## STATED PROBLEM A
Which city does the urban living text call a very green city?

## READING TEXT
####################

Urban Living
Living in a dense city
Densification is the antidote to urban sprawl and to over-consumption of the territory, but how to live in the dense city, how can it be made pleasant to live in and desirable? The necessity to contain city growth offers the opportunity to imagine new types of dwellings: collective, to preserve land, but offering a feeling of independence and freedom of use of both inner and exterior spaces.
The issue of densification requires different answers that vary according to the urban situations. Berlin is a very green city. Vegetation is everywhere. The project’s site is located in a peripheral district where nature’s presence is strongly felt: parks, gardens, lakes, forests, etc. It is a low-density district made up of 1930s villas and small collective buildings. The densification must preserve and reinforce the particularly pleasant quality of life.
The villa-building we propose is based on the archetype of the house as a microcosm assuring the mediation with the macrocosm. It creates a common universe in a diversified whole: what vernacular architecture has succeeded in producing over the years. It’s a compact pattern that shows the utmost concern to the continuum between inside and outside, so as to live in the city as in a house and feel nature’s rhythms.

####################

## STATED PROBLEM B
Copy the entries between the line holding "x-tick-label: 18:00 — [204, 329, 230, 339]" and the line holding "y-tick-label: -60 — [292, 339, 308, 350]", inclusive, with nothing changed.

####################

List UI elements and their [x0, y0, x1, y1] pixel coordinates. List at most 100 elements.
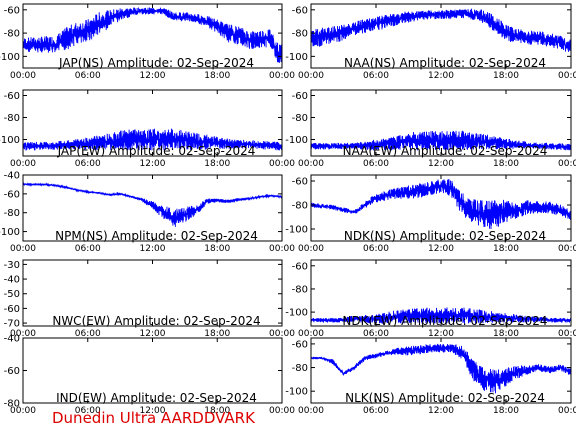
x-tick-label: 18:00 — [204, 329, 230, 339]
x-tick-label: 12:00 — [140, 159, 166, 169]
x-tick-label: 18:00 — [493, 71, 519, 81]
panel-1: -100 -80 -60 00:00 06:00 12:00 18:00 00:00 NAA(N… — [285, 3, 576, 81]
y-tick-label: -60 — [292, 339, 308, 350]
x-tick-label: 12:00 — [428, 71, 454, 81]
trace-line — [23, 128, 282, 151]
x-tick-label: 18:00 — [493, 329, 519, 339]
x-tick-label: 12:00 — [428, 406, 454, 416]
panel-title: NDK(EW) Amplitude: 02-Sep-2024 — [342, 314, 547, 328]
y-tick-label: -40 — [4, 275, 20, 286]
panel-7: -100 -80 -60 00:00 06:00 12:00 18:00 00:00 NDK(E… — [285, 259, 576, 339]
y-tick-label: -30 — [4, 260, 20, 271]
x-tick-label: 00:00 — [558, 159, 576, 169]
x-tick-label: 12:00 — [140, 406, 166, 416]
y-tick-label: -80 — [4, 208, 20, 219]
y-tick-label: -100 — [285, 52, 308, 63]
x-tick-label: 00:00 — [558, 406, 576, 416]
y-tick-label: -40 — [4, 171, 20, 182]
y-tick-label: -100 — [0, 135, 20, 146]
y-tick-label: -80 — [292, 363, 308, 374]
panel-title: NAA(EW) Amplitude: 02-Sep-2024 — [343, 144, 548, 158]
x-tick-label: 12:00 — [428, 159, 454, 169]
panel-0: -100 -80 -60 00:00 06:00 12:00 18:00 00:00 JAP(N… — [0, 3, 295, 81]
x-tick-label: 00:00 — [10, 71, 36, 81]
x-tick-label: 06:00 — [363, 406, 389, 416]
x-tick-label: 06:00 — [363, 244, 389, 254]
y-tick-label: -40 — [4, 334, 20, 345]
y-tick-label: -60 — [4, 5, 20, 16]
y-tick-label: -100 — [285, 135, 308, 146]
trace-line — [23, 182, 282, 227]
x-tick-label: 06:00 — [75, 406, 101, 416]
x-tick-label: 06:00 — [363, 159, 389, 169]
y-tick-label: -60 — [4, 304, 20, 315]
x-tick-label: 00:00 — [298, 71, 324, 81]
x-tick-label: 18:00 — [493, 159, 519, 169]
x-tick-label: 18:00 — [493, 406, 519, 416]
x-tick-label: 00:00 — [269, 71, 295, 81]
x-tick-label: 00:00 — [269, 244, 295, 254]
y-tick-label: -80 — [292, 201, 308, 212]
x-tick-label: 18:00 — [493, 244, 519, 254]
y-tick-label: -100 — [0, 52, 20, 63]
x-tick-label: 00:00 — [10, 329, 36, 339]
x-tick-label: 18:00 — [204, 159, 230, 169]
y-tick-label: -60 — [292, 5, 308, 16]
x-tick-label: 12:00 — [140, 71, 166, 81]
x-tick-label: 00:00 — [298, 329, 324, 339]
y-tick-label: -70 — [4, 319, 20, 330]
panel-title: NLK(NS) Amplitude: 02-Sep-2024 — [345, 391, 545, 405]
panel-6: -70 -60 -50 -40 -30 00:00 06:00 12:00 18:00 00:00… — [4, 259, 295, 339]
x-tick-label: 00:00 — [298, 244, 324, 254]
panel-2: -100 -80 -60 00:00 06:00 12:00 18:00 00:00 JAP(E… — [0, 89, 295, 169]
y-tick-label: -60 — [292, 261, 308, 272]
x-tick-label: 00:00 — [10, 159, 36, 169]
y-tick-label: -60 — [4, 189, 20, 200]
trace-line — [311, 8, 571, 52]
panel-3: -100 -80 -60 00:00 06:00 12:00 18:00 00:00 NAA(E… — [285, 89, 576, 169]
x-tick-label: 12:00 — [428, 244, 454, 254]
x-tick-label: 06:00 — [363, 329, 389, 339]
x-tick-label: 06:00 — [75, 71, 101, 81]
x-tick-label: 00:00 — [269, 406, 295, 416]
x-tick-label: 06:00 — [75, 244, 101, 254]
y-tick-label: -60 — [292, 91, 308, 102]
x-tick-label: 06:00 — [75, 159, 101, 169]
y-tick-label: -60 — [292, 177, 308, 188]
y-tick-label: -80 — [292, 284, 308, 295]
trace-line — [311, 130, 571, 151]
trace-line — [311, 307, 571, 324]
panel-title: NAA(NS) Amplitude: 02-Sep-2024 — [344, 56, 546, 70]
y-tick-label: -100 — [285, 387, 308, 398]
panel-title: NWC(EW) Amplitude: 02-Sep-2024 — [52, 314, 260, 328]
x-tick-label: 00:00 — [298, 406, 324, 416]
y-tick-label: -60 — [4, 366, 20, 377]
x-tick-label: 18:00 — [204, 406, 230, 416]
x-tick-label: 00:00 — [558, 244, 576, 254]
y-tick-label: -100 — [0, 227, 20, 238]
panel-title: JAP(NS) Amplitude: 02-Sep-2024 — [58, 56, 254, 70]
x-tick-label: 00:00 — [558, 329, 576, 339]
panel-title: NPM(NS) Amplitude: 02-Sep-2024 — [55, 229, 258, 243]
x-tick-label: 00:00 — [10, 244, 36, 254]
x-tick-label: 12:00 — [140, 244, 166, 254]
trace-line — [311, 179, 571, 230]
x-tick-label: 00:00 — [298, 159, 324, 169]
panel-9: -100 -80 -60 00:00 06:00 12:00 18:00 00:00 NLK(N… — [285, 337, 576, 416]
y-tick-label: -80 — [4, 399, 20, 410]
x-tick-label: 18:00 — [204, 244, 230, 254]
y-tick-label: -50 — [4, 289, 20, 300]
panel-5: -100 -80 -60 00:00 06:00 12:00 18:00 00:00 NDK(N… — [285, 174, 576, 254]
panel-4: -100 -80 -60 -40 00:00 06:00 12:00 18:00 00:00 NP… — [0, 171, 295, 255]
footer-label: Dunedin Ultra AARDDVARK — [52, 409, 255, 427]
x-tick-label: 00:00 — [269, 159, 295, 169]
panel-8: -80 -60 -40 00:00 06:00 12:00 18:00 00:00 IND(EW… — [4, 334, 296, 417]
x-tick-label: 06:00 — [75, 329, 101, 339]
x-tick-label: 12:00 — [428, 329, 454, 339]
panel-title: JAP(EW) Amplitude: 02-Sep-2024 — [57, 144, 256, 158]
x-tick-label: 00:00 — [269, 329, 295, 339]
x-tick-label: 00:00 — [558, 71, 576, 81]
y-tick-label: -80 — [292, 29, 308, 40]
y-tick-label: -60 — [4, 91, 20, 102]
y-tick-label: -80 — [4, 29, 20, 40]
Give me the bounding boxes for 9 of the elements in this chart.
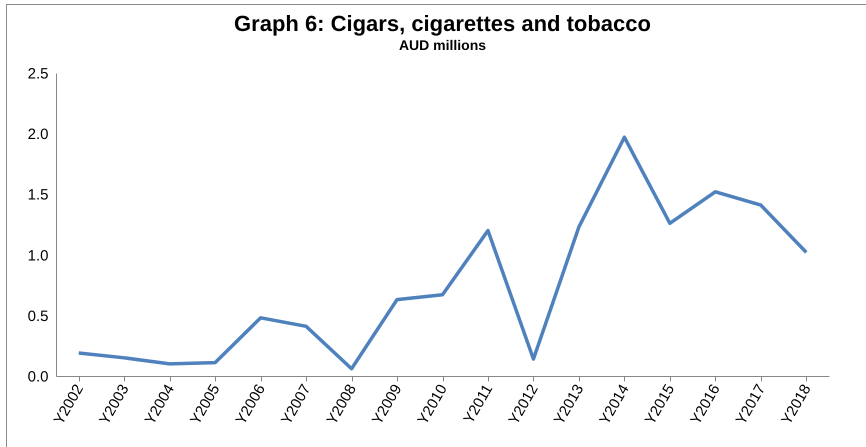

####################

## FULL ANSWER A
Berlin

## FULL ANSWER B
x-tick-label: 18:00 — [204, 329, 230, 339]
x-tick-label: 12:00 — [140, 159, 166, 169]
x-tick-label: 18:00 — [493, 71, 519, 81]
panel-1: -100 -80 -60 00:00 06:00 12:00 18:00 00:00 NAA(N… — [285, 3, 576, 81]
y-tick-label: -60 — [292, 339, 308, 350]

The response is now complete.